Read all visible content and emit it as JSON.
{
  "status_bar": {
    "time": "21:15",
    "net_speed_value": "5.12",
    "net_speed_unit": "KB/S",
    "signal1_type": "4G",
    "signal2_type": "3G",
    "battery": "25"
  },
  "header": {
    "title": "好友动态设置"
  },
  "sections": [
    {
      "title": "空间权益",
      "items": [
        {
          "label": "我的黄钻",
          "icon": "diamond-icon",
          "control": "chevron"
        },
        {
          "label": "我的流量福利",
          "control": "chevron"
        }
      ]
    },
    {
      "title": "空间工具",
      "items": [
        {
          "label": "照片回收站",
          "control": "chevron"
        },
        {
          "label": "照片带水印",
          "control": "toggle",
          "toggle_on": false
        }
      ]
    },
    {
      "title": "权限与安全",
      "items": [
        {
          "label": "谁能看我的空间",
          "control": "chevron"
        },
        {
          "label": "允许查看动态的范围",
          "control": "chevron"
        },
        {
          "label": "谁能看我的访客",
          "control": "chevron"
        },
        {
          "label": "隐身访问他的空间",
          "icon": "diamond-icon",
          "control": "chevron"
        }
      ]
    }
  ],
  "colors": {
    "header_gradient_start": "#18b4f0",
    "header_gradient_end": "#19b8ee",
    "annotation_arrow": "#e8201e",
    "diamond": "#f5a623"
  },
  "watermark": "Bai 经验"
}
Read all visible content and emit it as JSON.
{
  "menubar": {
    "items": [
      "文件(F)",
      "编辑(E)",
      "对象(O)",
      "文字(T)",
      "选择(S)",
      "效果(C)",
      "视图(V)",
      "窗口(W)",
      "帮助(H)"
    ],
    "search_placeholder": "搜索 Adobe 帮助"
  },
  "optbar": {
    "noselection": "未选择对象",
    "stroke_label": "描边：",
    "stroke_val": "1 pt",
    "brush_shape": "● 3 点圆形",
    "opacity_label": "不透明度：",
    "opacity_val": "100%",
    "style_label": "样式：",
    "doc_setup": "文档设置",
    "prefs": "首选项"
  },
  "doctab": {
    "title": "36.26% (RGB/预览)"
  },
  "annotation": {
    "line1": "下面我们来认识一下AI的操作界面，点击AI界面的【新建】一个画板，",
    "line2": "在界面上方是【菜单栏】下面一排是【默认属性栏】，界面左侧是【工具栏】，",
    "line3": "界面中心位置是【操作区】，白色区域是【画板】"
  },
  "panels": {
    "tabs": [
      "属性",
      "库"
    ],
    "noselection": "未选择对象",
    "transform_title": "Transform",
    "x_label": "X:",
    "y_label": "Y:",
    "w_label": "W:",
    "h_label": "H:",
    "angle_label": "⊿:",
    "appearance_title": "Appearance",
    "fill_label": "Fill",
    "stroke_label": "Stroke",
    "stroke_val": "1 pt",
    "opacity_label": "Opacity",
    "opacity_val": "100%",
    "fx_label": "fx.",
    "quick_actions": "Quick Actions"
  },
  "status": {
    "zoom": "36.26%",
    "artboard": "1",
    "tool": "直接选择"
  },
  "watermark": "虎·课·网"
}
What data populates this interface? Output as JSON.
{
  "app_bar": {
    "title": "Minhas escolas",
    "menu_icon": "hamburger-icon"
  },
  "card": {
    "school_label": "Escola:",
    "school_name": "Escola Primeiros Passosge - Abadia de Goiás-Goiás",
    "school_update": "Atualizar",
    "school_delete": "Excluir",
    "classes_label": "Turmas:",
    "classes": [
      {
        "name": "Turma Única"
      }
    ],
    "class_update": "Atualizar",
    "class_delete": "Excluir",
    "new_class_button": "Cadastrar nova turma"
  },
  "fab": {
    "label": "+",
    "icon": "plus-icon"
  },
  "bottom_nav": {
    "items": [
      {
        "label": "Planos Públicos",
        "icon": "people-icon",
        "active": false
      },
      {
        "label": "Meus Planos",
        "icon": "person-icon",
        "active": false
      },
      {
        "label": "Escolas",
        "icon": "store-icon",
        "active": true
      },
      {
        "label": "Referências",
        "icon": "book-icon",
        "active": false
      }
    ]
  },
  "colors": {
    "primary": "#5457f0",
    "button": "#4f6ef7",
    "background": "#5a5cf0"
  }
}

Do this. Please quote exactly the lines from the one containing "What data populates" through the last line of the records above, both included, and nothing else.

Answer to the exercise.
What data populates this interface? Output as JSON.
{
  "app_bar": {
    "title": "Minhas escolas",
    "menu_icon": "hamburger-icon"
  },
  "card": {
    "school_label": "Escola:",
    "school_name": "Escola Primeiros Passosge - Abadia de Goiás-Goiás",
    "school_update": "Atualizar",
    "school_delete": "Excluir",
    "classes_label": "Turmas:",
    "classes": [
      {
        "name": "Turma Única"
      }
    ],
    "class_update": "Atualizar",
    "class_delete": "Excluir",
    "new_class_button": "Cadastrar nova turma"
  },
  "fab": {
    "label": "+",
    "icon": "plus-icon"
  },
  "bottom_nav": {
    "items": [
      {
        "label": "Planos Públicos",
        "icon": "people-icon",
        "active": false
      },
      {
        "label": "Meus Planos",
        "icon": "person-icon",
        "active": false
      },
      {
        "label": "Escolas",
        "icon": "store-icon",
        "active": true
      },
      {
        "label": "Referências",
        "icon": "book-icon",
        "active": false
      }
    ]
  },
  "colors": {
    "primary": "#5457f0",
    "button": "#4f6ef7",
    "background": "#5a5cf0"
  }
}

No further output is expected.